● **Short exercise**:
Look through the records below and collect all lines that hold the string "σNMAD".

########

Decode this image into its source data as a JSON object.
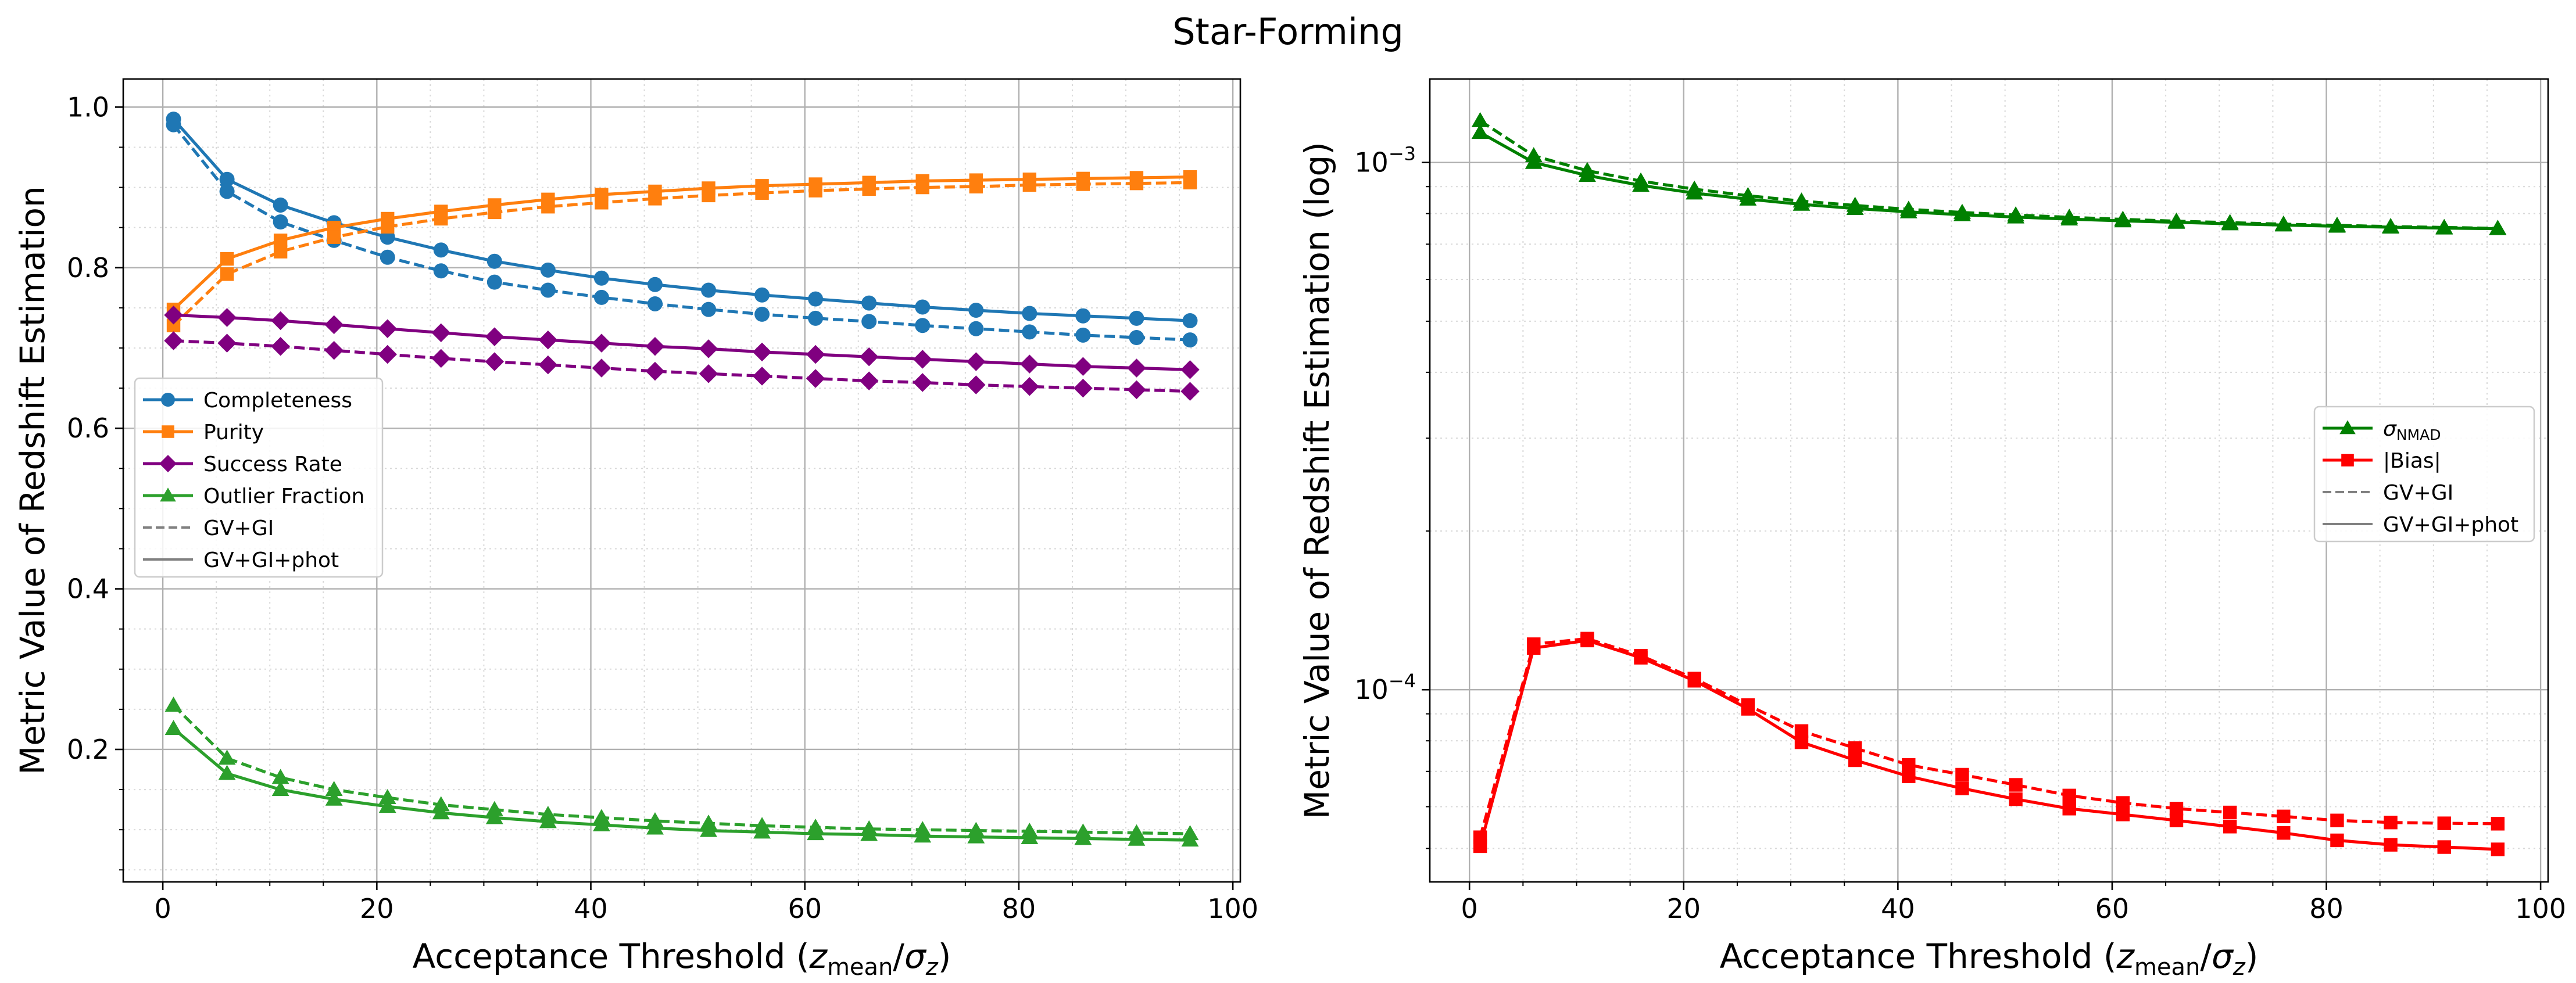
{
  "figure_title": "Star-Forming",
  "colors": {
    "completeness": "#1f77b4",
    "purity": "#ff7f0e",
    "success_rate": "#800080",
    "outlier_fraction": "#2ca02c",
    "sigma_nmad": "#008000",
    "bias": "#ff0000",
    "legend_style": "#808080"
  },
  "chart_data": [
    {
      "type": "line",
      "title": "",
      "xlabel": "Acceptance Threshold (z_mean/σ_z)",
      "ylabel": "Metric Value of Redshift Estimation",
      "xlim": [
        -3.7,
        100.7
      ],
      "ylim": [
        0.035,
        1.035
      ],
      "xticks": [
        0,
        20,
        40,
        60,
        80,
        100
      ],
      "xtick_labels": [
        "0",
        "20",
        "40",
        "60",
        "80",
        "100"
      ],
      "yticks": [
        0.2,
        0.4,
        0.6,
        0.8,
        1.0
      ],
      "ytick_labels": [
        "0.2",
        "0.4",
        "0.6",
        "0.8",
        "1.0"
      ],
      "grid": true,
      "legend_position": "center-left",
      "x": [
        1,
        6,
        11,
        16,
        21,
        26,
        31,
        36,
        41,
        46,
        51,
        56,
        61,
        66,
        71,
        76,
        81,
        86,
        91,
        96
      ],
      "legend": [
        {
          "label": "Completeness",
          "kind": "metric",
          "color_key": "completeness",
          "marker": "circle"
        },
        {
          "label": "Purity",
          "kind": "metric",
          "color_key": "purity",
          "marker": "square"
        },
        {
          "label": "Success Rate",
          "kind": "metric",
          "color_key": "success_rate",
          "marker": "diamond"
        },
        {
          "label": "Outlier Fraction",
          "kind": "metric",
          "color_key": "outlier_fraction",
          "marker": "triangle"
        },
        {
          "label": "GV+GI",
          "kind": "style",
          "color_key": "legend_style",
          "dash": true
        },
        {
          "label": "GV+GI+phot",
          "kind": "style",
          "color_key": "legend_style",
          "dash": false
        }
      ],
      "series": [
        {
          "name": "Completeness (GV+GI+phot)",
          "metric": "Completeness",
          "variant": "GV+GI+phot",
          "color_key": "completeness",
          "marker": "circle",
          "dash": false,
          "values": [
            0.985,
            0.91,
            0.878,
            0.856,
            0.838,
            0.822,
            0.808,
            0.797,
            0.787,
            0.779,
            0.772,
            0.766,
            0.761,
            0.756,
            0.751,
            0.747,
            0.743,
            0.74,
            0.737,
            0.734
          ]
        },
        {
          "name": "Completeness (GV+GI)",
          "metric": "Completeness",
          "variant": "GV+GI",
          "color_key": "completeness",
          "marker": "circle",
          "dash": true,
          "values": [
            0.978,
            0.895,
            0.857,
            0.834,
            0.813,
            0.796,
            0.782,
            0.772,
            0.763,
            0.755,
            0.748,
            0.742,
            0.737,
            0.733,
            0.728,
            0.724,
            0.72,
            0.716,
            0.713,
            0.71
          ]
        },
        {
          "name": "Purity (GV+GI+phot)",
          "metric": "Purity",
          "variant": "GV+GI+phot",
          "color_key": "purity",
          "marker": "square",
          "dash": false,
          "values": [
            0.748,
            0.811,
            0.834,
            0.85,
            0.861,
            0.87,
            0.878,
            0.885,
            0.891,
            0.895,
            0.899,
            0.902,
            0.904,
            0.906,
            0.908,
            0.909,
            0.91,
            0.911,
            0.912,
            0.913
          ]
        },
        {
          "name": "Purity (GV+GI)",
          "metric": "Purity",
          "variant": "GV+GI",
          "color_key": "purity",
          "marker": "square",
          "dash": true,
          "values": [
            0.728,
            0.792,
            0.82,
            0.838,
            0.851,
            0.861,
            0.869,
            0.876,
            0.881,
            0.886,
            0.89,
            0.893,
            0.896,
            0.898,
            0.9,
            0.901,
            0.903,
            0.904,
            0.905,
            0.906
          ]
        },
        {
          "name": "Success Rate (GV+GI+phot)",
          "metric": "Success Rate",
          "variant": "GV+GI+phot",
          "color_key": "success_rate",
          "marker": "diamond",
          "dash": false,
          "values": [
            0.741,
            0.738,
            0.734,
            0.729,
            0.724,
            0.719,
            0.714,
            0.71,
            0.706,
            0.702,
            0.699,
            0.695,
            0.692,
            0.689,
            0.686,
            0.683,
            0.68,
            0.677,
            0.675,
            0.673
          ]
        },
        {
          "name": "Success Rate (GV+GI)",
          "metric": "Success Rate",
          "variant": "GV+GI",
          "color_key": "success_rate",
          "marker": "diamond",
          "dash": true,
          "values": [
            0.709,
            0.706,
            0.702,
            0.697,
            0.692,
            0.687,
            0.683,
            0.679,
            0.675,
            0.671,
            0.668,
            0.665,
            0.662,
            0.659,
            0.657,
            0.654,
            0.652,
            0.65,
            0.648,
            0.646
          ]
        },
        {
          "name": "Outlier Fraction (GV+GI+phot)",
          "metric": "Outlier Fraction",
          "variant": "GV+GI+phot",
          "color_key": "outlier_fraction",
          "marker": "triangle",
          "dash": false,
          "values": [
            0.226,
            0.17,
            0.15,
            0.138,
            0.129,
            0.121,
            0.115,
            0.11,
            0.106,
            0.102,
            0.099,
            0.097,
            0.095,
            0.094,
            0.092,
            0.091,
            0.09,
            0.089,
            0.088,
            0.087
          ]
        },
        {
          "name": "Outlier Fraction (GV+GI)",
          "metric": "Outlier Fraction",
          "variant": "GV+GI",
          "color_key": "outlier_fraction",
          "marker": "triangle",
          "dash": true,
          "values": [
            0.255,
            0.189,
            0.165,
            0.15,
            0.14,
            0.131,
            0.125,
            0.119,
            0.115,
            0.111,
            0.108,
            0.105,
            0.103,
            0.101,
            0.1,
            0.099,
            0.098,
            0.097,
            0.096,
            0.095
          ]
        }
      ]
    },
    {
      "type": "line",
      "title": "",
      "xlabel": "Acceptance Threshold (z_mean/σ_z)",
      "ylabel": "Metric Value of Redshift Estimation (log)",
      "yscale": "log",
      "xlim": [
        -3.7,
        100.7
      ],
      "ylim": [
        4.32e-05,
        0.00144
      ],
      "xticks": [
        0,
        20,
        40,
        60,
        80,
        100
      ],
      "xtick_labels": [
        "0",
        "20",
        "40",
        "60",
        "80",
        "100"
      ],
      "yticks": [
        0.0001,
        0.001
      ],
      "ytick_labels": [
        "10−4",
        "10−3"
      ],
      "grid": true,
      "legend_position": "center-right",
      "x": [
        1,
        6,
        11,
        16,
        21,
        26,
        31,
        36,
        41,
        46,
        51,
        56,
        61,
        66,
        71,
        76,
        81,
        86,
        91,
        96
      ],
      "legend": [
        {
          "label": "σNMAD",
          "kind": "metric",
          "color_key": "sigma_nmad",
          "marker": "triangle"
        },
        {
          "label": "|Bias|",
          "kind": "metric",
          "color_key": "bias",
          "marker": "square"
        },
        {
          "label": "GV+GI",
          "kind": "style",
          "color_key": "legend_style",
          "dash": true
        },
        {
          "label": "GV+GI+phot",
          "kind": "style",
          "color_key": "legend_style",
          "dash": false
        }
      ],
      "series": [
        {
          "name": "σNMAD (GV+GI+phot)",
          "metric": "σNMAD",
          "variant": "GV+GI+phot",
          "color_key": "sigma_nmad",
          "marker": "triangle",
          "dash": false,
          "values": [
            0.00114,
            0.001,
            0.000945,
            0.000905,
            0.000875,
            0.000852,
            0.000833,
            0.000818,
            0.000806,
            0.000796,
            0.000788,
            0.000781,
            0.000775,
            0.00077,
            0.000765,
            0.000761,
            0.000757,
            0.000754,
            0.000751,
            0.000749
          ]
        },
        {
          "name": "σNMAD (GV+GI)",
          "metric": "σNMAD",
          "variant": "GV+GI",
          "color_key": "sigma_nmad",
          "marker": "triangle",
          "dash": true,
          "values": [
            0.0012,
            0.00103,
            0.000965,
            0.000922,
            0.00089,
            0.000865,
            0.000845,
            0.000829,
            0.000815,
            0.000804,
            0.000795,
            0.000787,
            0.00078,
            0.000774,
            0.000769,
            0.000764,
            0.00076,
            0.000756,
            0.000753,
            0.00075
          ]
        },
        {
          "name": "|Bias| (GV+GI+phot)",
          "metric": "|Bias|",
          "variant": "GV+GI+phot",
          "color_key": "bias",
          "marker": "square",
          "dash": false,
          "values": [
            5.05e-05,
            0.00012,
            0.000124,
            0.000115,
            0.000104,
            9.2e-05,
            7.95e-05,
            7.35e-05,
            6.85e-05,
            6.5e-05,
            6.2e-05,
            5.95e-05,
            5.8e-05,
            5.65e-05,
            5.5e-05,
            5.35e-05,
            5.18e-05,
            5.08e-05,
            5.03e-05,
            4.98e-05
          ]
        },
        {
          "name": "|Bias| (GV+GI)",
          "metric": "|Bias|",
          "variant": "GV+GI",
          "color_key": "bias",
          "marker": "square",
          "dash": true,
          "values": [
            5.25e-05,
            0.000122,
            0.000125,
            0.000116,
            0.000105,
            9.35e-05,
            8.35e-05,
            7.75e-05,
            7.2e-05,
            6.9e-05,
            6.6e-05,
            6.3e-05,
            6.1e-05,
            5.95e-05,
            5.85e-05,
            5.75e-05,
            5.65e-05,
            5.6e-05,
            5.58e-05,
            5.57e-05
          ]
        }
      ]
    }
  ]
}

########

● **Final answer**:
          "label": "σNMAD",
          "name": "σNMAD (GV+GI+phot)",
          "metric": "σNMAD",
          "name": "σNMAD (GV+GI)",
          "metric": "σNMAD",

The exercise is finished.